Every line containing the word "title" needs to be found and copied.

* [Material]:
++++++++++
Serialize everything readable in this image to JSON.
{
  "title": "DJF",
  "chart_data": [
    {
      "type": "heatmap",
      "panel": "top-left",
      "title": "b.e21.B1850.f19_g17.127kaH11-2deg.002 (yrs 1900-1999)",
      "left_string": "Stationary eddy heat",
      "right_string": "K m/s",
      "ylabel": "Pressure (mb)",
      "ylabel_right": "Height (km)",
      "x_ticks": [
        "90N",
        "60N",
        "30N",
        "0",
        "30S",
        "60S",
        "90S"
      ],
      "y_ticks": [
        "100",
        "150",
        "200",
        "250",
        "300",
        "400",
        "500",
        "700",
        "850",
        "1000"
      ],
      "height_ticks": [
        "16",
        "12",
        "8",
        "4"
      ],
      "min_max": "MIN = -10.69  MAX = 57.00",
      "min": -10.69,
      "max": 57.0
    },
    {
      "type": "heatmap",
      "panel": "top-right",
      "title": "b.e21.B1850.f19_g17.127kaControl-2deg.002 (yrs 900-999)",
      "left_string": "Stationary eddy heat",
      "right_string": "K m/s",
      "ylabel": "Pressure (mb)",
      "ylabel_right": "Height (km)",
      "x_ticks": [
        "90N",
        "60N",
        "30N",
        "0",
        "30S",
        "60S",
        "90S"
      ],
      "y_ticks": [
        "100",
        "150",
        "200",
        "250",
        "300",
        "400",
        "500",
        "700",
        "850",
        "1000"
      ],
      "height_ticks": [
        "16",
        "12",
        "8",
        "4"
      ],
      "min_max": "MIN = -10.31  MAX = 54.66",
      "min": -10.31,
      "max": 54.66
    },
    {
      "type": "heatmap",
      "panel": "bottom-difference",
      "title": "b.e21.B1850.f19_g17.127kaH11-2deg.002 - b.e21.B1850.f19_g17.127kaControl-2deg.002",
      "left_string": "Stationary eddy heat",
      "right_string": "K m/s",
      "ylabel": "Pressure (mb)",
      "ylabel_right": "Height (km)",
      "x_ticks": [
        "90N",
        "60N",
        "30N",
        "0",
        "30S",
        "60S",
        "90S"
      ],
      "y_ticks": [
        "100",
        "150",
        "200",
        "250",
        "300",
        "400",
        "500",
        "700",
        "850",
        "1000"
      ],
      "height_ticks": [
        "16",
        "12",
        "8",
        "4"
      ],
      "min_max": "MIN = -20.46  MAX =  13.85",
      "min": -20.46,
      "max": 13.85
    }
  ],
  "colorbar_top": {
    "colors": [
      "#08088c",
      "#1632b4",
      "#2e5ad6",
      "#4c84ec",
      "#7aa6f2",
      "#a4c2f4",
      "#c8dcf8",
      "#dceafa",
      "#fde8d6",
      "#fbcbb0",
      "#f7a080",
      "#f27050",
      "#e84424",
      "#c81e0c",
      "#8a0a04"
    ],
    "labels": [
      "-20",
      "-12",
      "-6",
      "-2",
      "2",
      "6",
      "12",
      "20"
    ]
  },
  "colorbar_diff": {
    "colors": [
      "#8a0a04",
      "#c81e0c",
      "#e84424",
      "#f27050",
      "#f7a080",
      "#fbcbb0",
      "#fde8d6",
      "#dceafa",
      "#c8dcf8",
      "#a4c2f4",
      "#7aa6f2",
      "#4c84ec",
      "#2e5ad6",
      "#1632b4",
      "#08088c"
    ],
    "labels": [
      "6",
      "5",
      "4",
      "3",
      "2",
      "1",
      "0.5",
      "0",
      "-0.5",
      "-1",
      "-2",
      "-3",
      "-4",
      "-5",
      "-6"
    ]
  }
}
++++++++++
* [Complete response]:
  "title": "DJF",
      "title": "b.e21.B1850.f19_g17.127kaH11-2deg.002 (yrs 1900-1999)",
      "title": "b.e21.B1850.f19_g17.127kaControl-2deg.002 (yrs 900-999)",
      "title": "b.e21.B1850.f19_g17.127kaH11-2deg.002 - b.e21.B1850.f19_g17.127kaControl-2deg.002",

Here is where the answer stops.